◆ BRIEF
Copy each line that has the string "ffffff" somewhere in it.

Extracted data entries:
»»

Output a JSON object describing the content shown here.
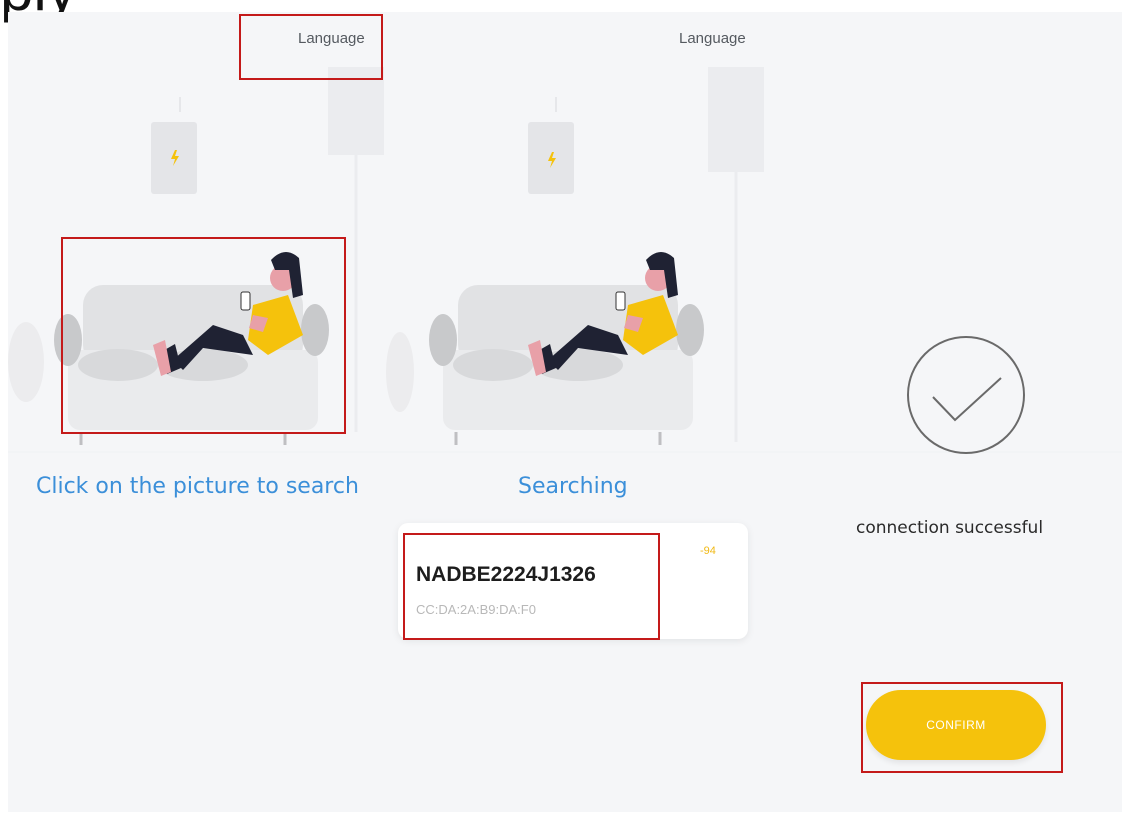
{
  "top_fragment": "ply",
  "header": {
    "language_left": "Language",
    "language_right": "Language"
  },
  "step1": {
    "instruction": "Click on the picture to search"
  },
  "step2": {
    "status": "Searching",
    "device": {
      "name": "NADBE2224J1326",
      "mac": "CC:DA:2A:B9:DA:F0",
      "signal": "-94"
    }
  },
  "step3": {
    "status": "connection successful",
    "confirm_label": "CONFIRM"
  },
  "colors": {
    "accent_yellow": "#f5c20c",
    "link_blue": "#3b8fd9",
    "annotation_red": "#c41a1a",
    "panel_bg": "#f5f6f8"
  }
}
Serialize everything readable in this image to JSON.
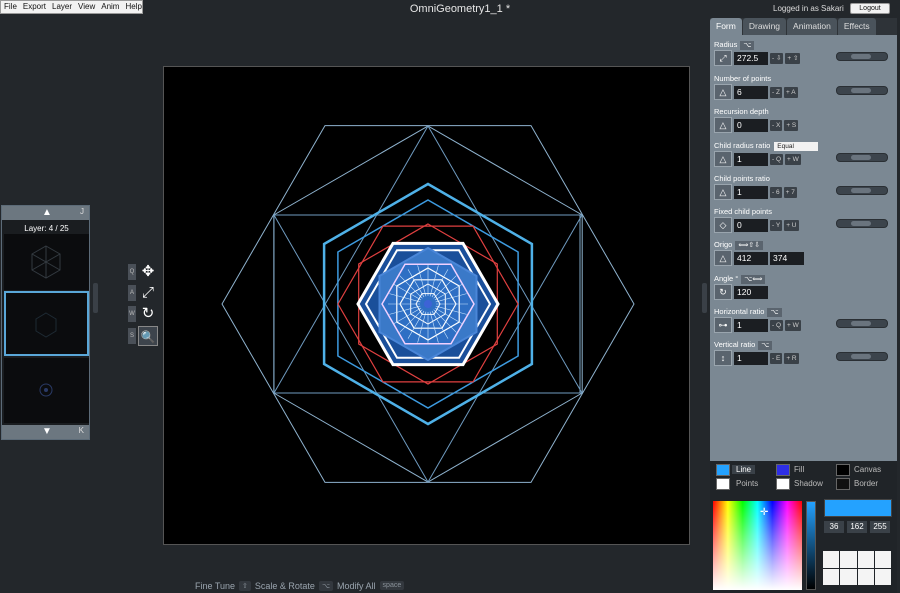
{
  "menu": [
    "File",
    "Export",
    "Layer",
    "View",
    "Anim",
    "Help"
  ],
  "title": "OmniGeometry1_1 *",
  "header": {
    "login_text": "Logged in as Sakari",
    "logout_label": "Logout"
  },
  "layers": {
    "up_arrow": "▲",
    "down_arrow": "▼",
    "up_key": "J",
    "down_key": "K",
    "label": "Layer: 4 / 25"
  },
  "tools": [
    {
      "key": "Q",
      "icon": "move-icon",
      "glyph": "✥"
    },
    {
      "key": "A",
      "icon": "expand-icon",
      "glyph": "⤢"
    },
    {
      "key": "W",
      "icon": "rotate-icon",
      "glyph": "↻"
    },
    {
      "key": "S",
      "icon": "zoom-icon",
      "glyph": "🔍"
    }
  ],
  "bottom": [
    {
      "label": "Fine Tune",
      "key": "⇧"
    },
    {
      "label": "Scale & Rotate",
      "key": "⌥"
    },
    {
      "label": "Modify All",
      "key": "space"
    }
  ],
  "tabs": [
    "Form",
    "Drawing",
    "Animation",
    "Effects"
  ],
  "form": {
    "radius": {
      "label": "Radius",
      "value": "272.5",
      "minus": "- ⇩",
      "plus": "+ ⇧"
    },
    "points": {
      "label": "Number of points",
      "value": "6",
      "minus": "- Z",
      "plus": "+ A"
    },
    "recursion": {
      "label": "Recursion depth",
      "value": "0",
      "minus": "- X",
      "plus": "+ S"
    },
    "child_radius": {
      "label": "Child radius ratio",
      "select": "Equal",
      "value": "1",
      "minus": "- Q",
      "plus": "+ W"
    },
    "child_points": {
      "label": "Child points ratio",
      "value": "1",
      "minus": "- 6",
      "plus": "+ 7"
    },
    "fixed_child": {
      "label": "Fixed child points",
      "value": "0",
      "minus": "- Y",
      "plus": "+ U"
    },
    "origin": {
      "label": "Origo",
      "x": "412",
      "y": "374"
    },
    "angle": {
      "label": "Angle °",
      "value": "120"
    },
    "horizontal": {
      "label": "Horizontal ratio",
      "value": "1",
      "minus": "- Q",
      "plus": "+ W"
    },
    "vertical": {
      "label": "Vertical ratio",
      "value": "1",
      "minus": "- E",
      "plus": "+ R"
    }
  },
  "colors": {
    "line_label": "Line",
    "points_label": "Points",
    "fill_label": "Fill",
    "shadow_label": "Shadow",
    "canvas_label": "Canvas",
    "border_label": "Border",
    "r": "36",
    "g": "162",
    "b": "255",
    "line_color": "#24a2ff",
    "fill_color": "#2e2ee6",
    "points_color": "#ffffff",
    "shadow_color": "#ffffff",
    "canvas_color": "#000000",
    "border_color": "#111111"
  }
}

««

◆ RESULT BELOW
    "points_color": "#ffffff",
    "shadow_color": "#ffffff",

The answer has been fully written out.